- [WHAT YOU NEED TO DO]
All of the material should be reproduced exactly, with pictures left out.

[Dataset rows]
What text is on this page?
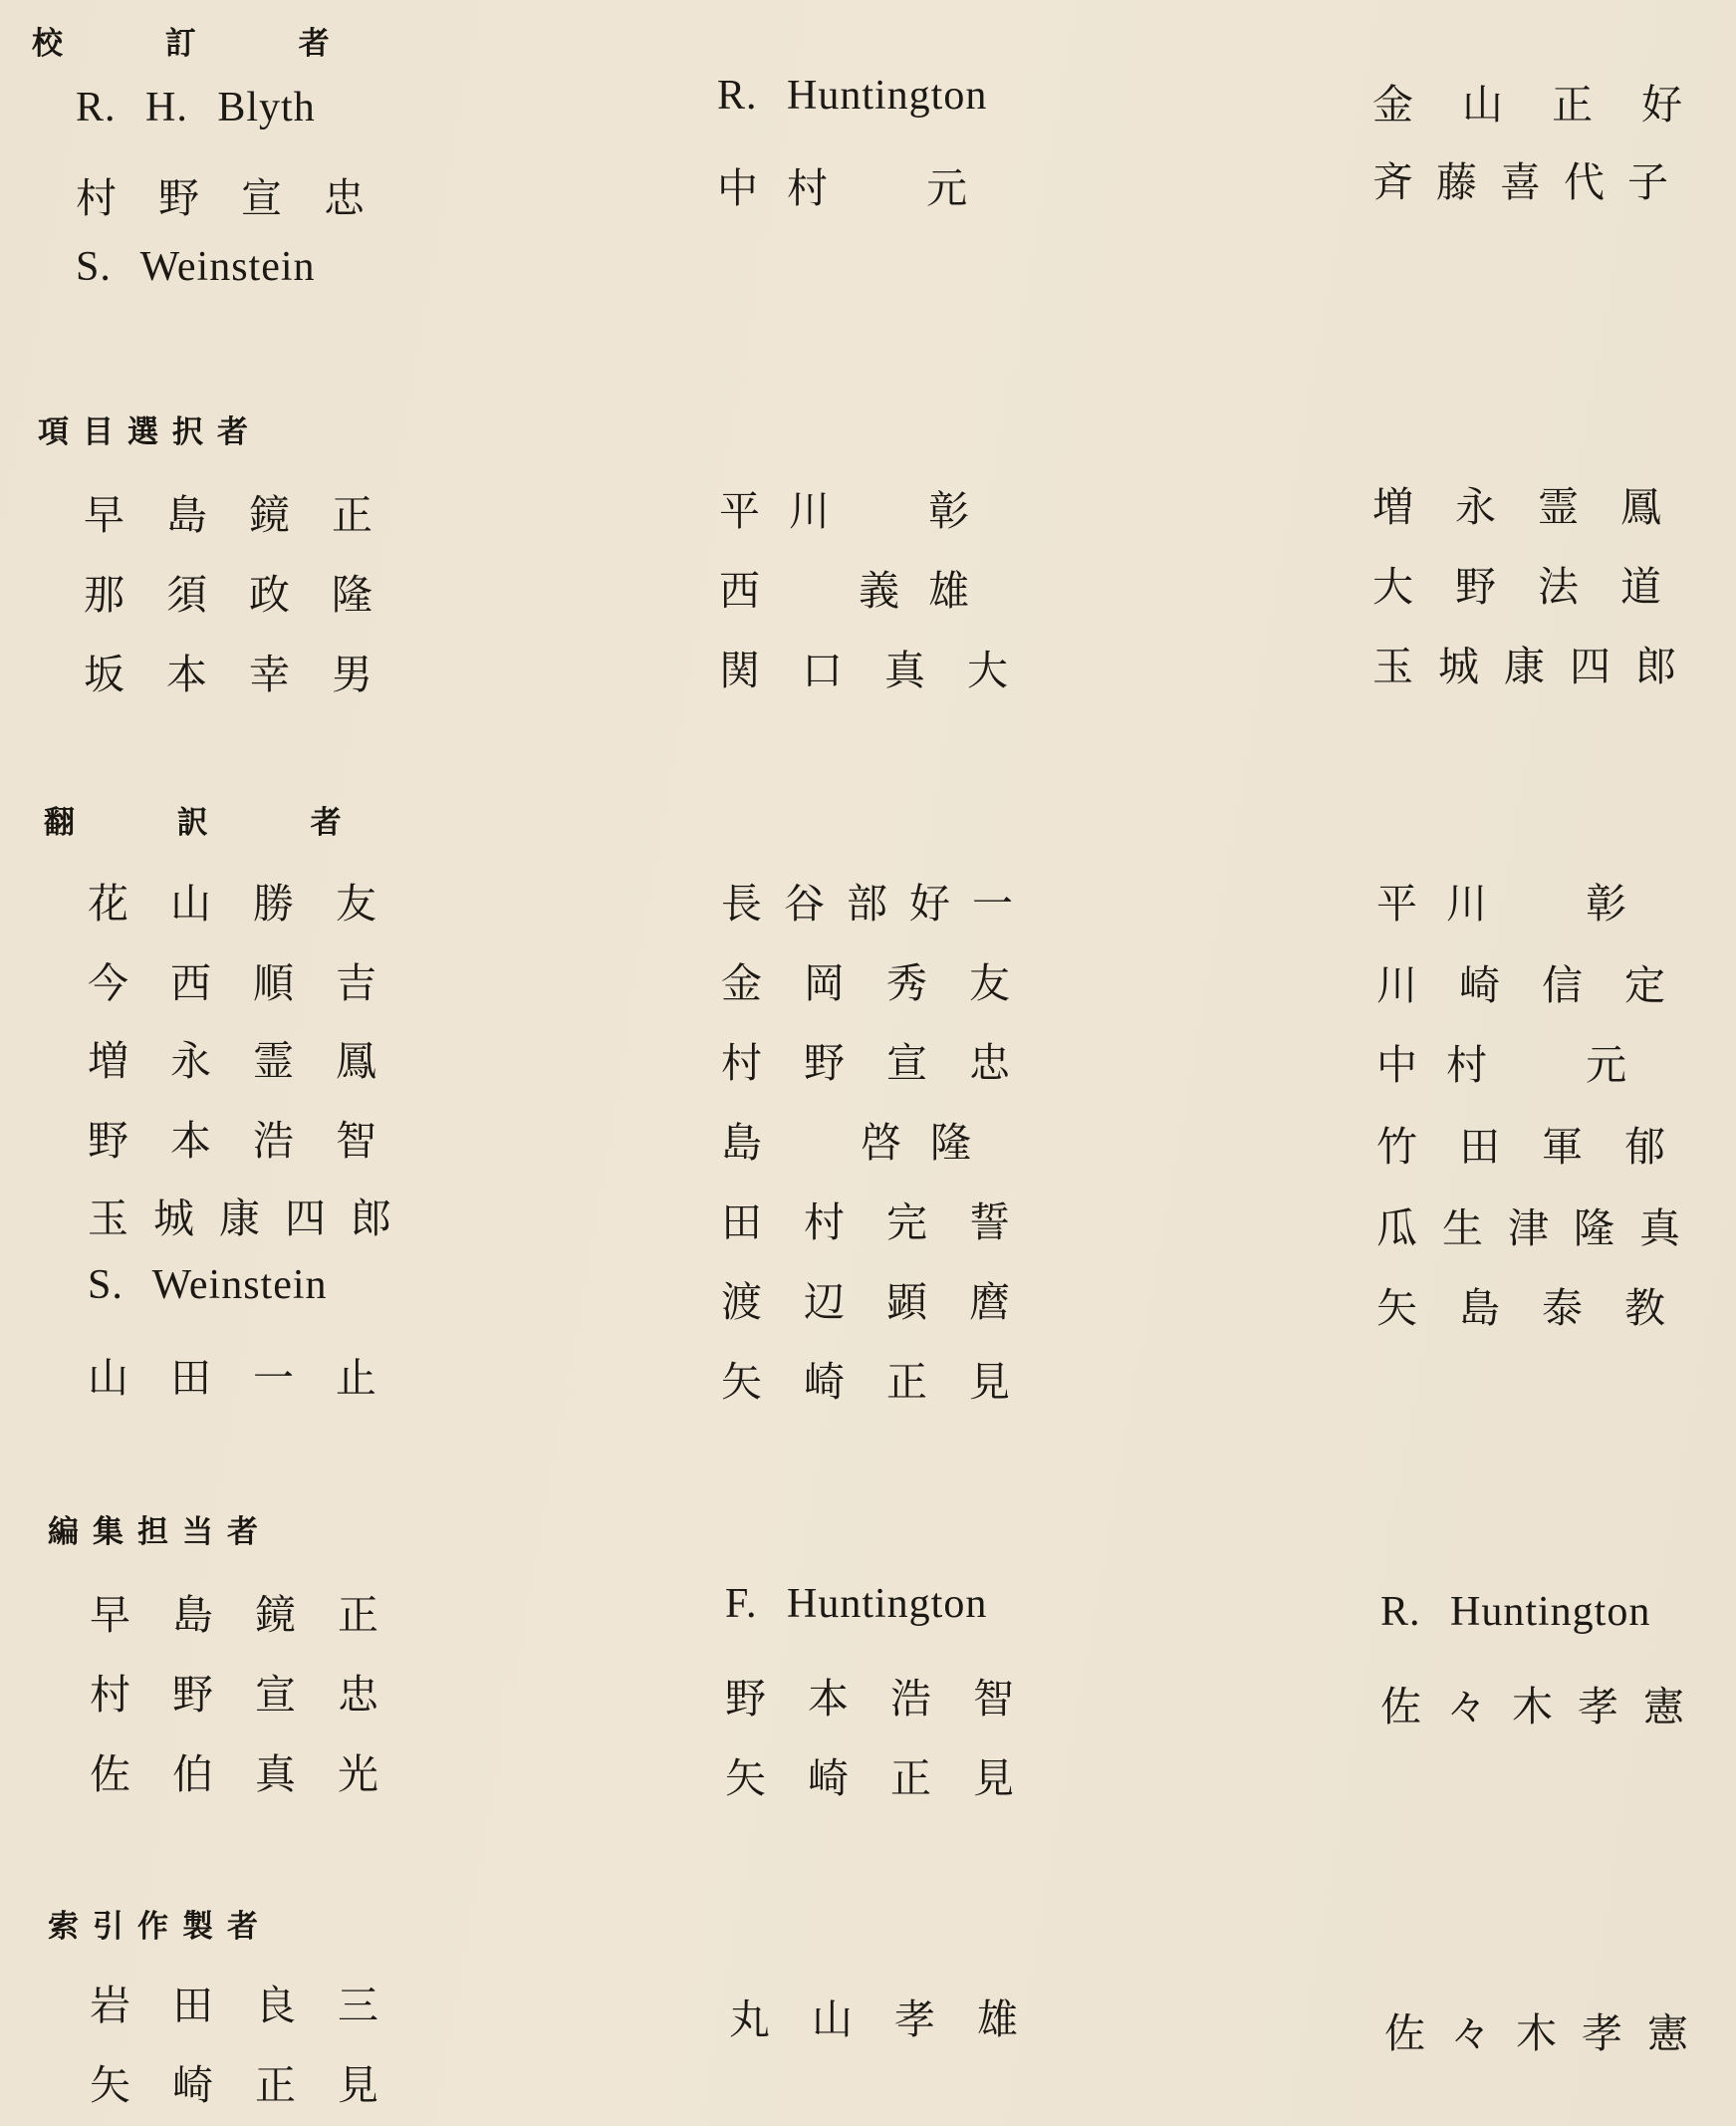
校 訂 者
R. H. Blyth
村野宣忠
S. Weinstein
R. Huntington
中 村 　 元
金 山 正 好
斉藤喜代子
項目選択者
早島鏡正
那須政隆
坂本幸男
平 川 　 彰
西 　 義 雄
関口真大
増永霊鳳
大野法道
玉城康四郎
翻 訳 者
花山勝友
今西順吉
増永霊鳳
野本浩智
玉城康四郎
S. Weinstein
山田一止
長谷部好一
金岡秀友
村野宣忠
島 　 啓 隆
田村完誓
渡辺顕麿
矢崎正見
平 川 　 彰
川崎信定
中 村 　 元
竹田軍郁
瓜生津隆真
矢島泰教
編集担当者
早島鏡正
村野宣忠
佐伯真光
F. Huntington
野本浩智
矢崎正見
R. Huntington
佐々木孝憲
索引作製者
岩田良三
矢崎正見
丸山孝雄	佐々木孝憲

- [SOLUTION FOR THIS EXERCISE]
What text is on this page?
校 訂 者
R. H. Blyth
村野宣忠
S. Weinstein
R. Huntington
中 村 　 元
金 山 正 好
斉藤喜代子
項目選択者
早島鏡正
那須政隆
坂本幸男
平 川 　 彰
西 　 義 雄
関口真大
増永霊鳳
大野法道
玉城康四郎
翻 訳 者
花山勝友
今西順吉
増永霊鳳
野本浩智
玉城康四郎
S. Weinstein
山田一止
長谷部好一
金岡秀友
村野宣忠
島 　 啓 隆
田村完誓
渡辺顕麿
矢崎正見
平 川 　 彰
川崎信定
中 村 　 元
竹田軍郁
瓜生津隆真
矢島泰教
編集担当者
早島鏡正
村野宣忠
佐伯真光
F. Huntington
野本浩智
矢崎正見
R. Huntington
佐々木孝憲
索引作製者
岩田良三
矢崎正見
丸山孝雄	佐々木孝憲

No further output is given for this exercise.